◆ Work instructions: Report how many lines contain "marker". The answer is a single number.

◆ Record excerpts:
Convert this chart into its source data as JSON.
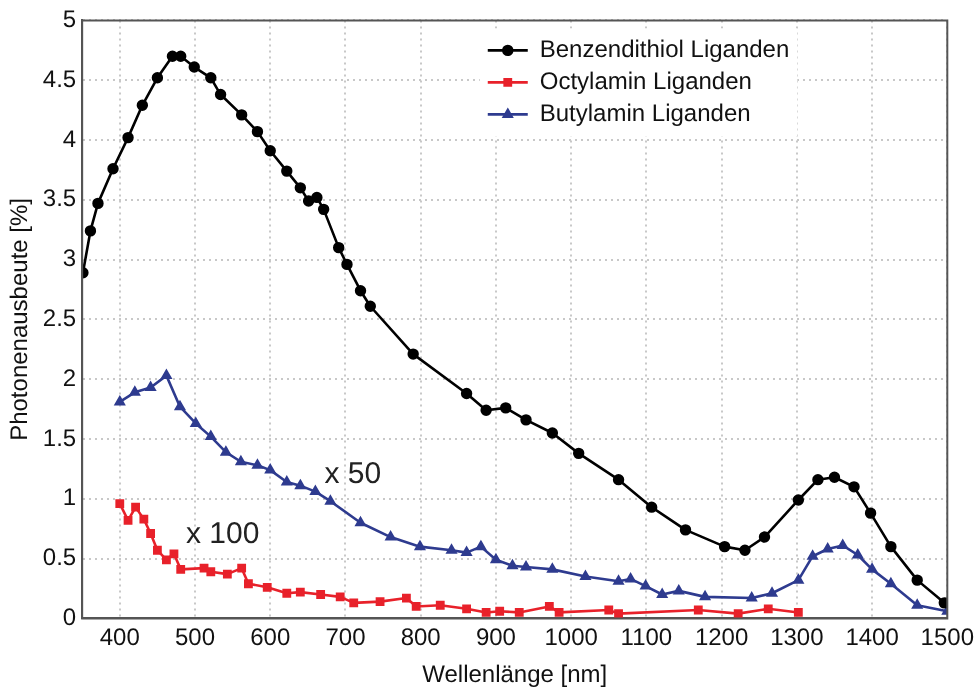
{
  "chart_data": {
    "type": "line",
    "xlabel": "Wellenlänge [nm]",
    "ylabel": "Photonenausbeute [%]",
    "xlim": [
      350,
      1500
    ],
    "xticks": [
      400,
      500,
      600,
      700,
      800,
      900,
      1000,
      1100,
      1200,
      1300,
      1400,
      1500
    ],
    "ylim": [
      0,
      5
    ],
    "yticks": [
      0,
      0.5,
      1,
      1.5,
      2,
      2.5,
      3,
      3.5,
      4,
      4.5,
      5
    ],
    "grid": true,
    "legend": "top right",
    "line_style": "solid",
    "annotations": [
      "x 50",
      "x 100"
    ],
    "series": [
      {
        "name": "Benzendithiol Liganden",
        "color": "#000000",
        "marker": "circle",
        "x": [
          351,
          361,
          371,
          391,
          411,
          430,
          450,
          470,
          481,
          499,
          521,
          534,
          562,
          583,
          600,
          622,
          640,
          651,
          662,
          671,
          691,
          702,
          720,
          733,
          790,
          861,
          887,
          913,
          940,
          975,
          1010,
          1063,
          1107,
          1152,
          1204,
          1231,
          1257,
          1302,
          1328,
          1350,
          1376,
          1398,
          1425,
          1460,
          1496
        ],
        "values": [
          2.89,
          3.24,
          3.47,
          3.76,
          4.02,
          4.29,
          4.52,
          4.7,
          4.7,
          4.61,
          4.52,
          4.38,
          4.21,
          4.07,
          3.91,
          3.74,
          3.6,
          3.49,
          3.52,
          3.42,
          3.1,
          2.96,
          2.74,
          2.61,
          2.21,
          1.88,
          1.74,
          1.76,
          1.66,
          1.55,
          1.38,
          1.16,
          0.93,
          0.74,
          0.6,
          0.57,
          0.68,
          0.99,
          1.16,
          1.18,
          1.1,
          0.88,
          0.6,
          0.32,
          0.13
        ]
      },
      {
        "name": "Octylamin Liganden",
        "color": "#e8212a",
        "marker": "square",
        "x": [
          400,
          411,
          421,
          432,
          441,
          450,
          462,
          472,
          481,
          512,
          521,
          543,
          562,
          571,
          596,
          622,
          640,
          667,
          693,
          711,
          746,
          781,
          794,
          826,
          861,
          887,
          905,
          931,
          971,
          984,
          1050,
          1063,
          1169,
          1222,
          1262,
          1302
        ],
        "values": [
          0.96,
          0.82,
          0.93,
          0.83,
          0.71,
          0.57,
          0.49,
          0.54,
          0.41,
          0.42,
          0.39,
          0.37,
          0.42,
          0.29,
          0.26,
          0.21,
          0.22,
          0.2,
          0.18,
          0.13,
          0.14,
          0.17,
          0.1,
          0.11,
          0.08,
          0.05,
          0.06,
          0.05,
          0.1,
          0.05,
          0.07,
          0.04,
          0.07,
          0.04,
          0.08,
          0.05
        ]
      },
      {
        "name": "Butylamin Liganden",
        "color": "#2e3b8f",
        "marker": "triangle",
        "x": [
          400,
          420,
          441,
          462,
          480,
          501,
          521,
          541,
          561,
          583,
          600,
          622,
          640,
          660,
          680,
          720,
          760,
          799,
          841,
          861,
          880,
          900,
          922,
          940,
          975,
          1019,
          1063,
          1079,
          1099,
          1121,
          1143,
          1178,
          1240,
          1267,
          1302,
          1321,
          1341,
          1361,
          1381,
          1400,
          1425,
          1460,
          1500
        ],
        "values": [
          1.81,
          1.89,
          1.93,
          2.03,
          1.77,
          1.63,
          1.52,
          1.39,
          1.31,
          1.28,
          1.24,
          1.14,
          1.11,
          1.06,
          0.98,
          0.8,
          0.68,
          0.6,
          0.57,
          0.55,
          0.6,
          0.49,
          0.44,
          0.43,
          0.41,
          0.35,
          0.31,
          0.33,
          0.27,
          0.2,
          0.23,
          0.18,
          0.17,
          0.21,
          0.32,
          0.52,
          0.58,
          0.61,
          0.53,
          0.41,
          0.29,
          0.11,
          0.06
        ]
      }
    ]
  }
}
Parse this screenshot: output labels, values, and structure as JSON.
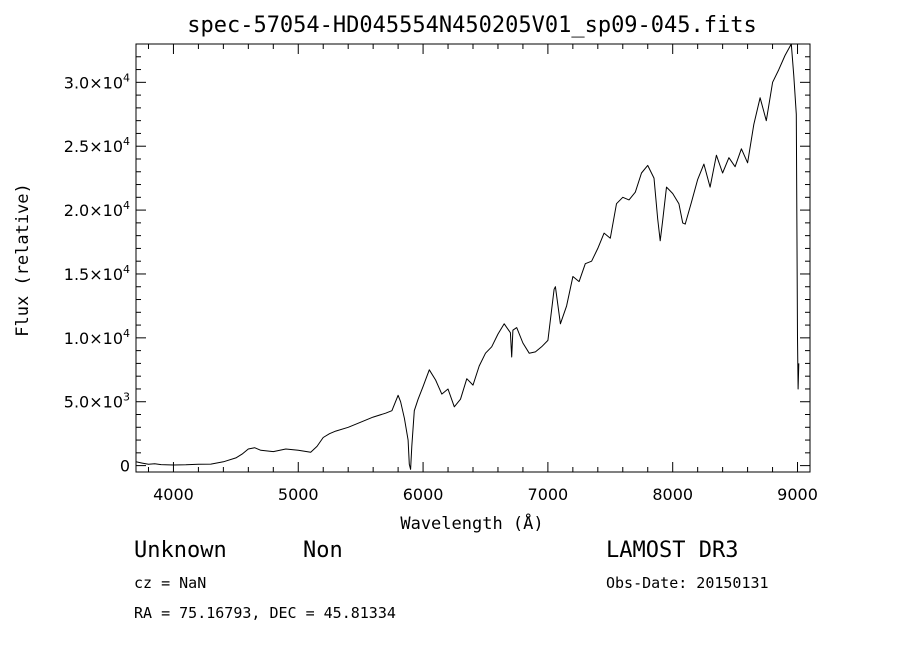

◆ Answer to the task: 3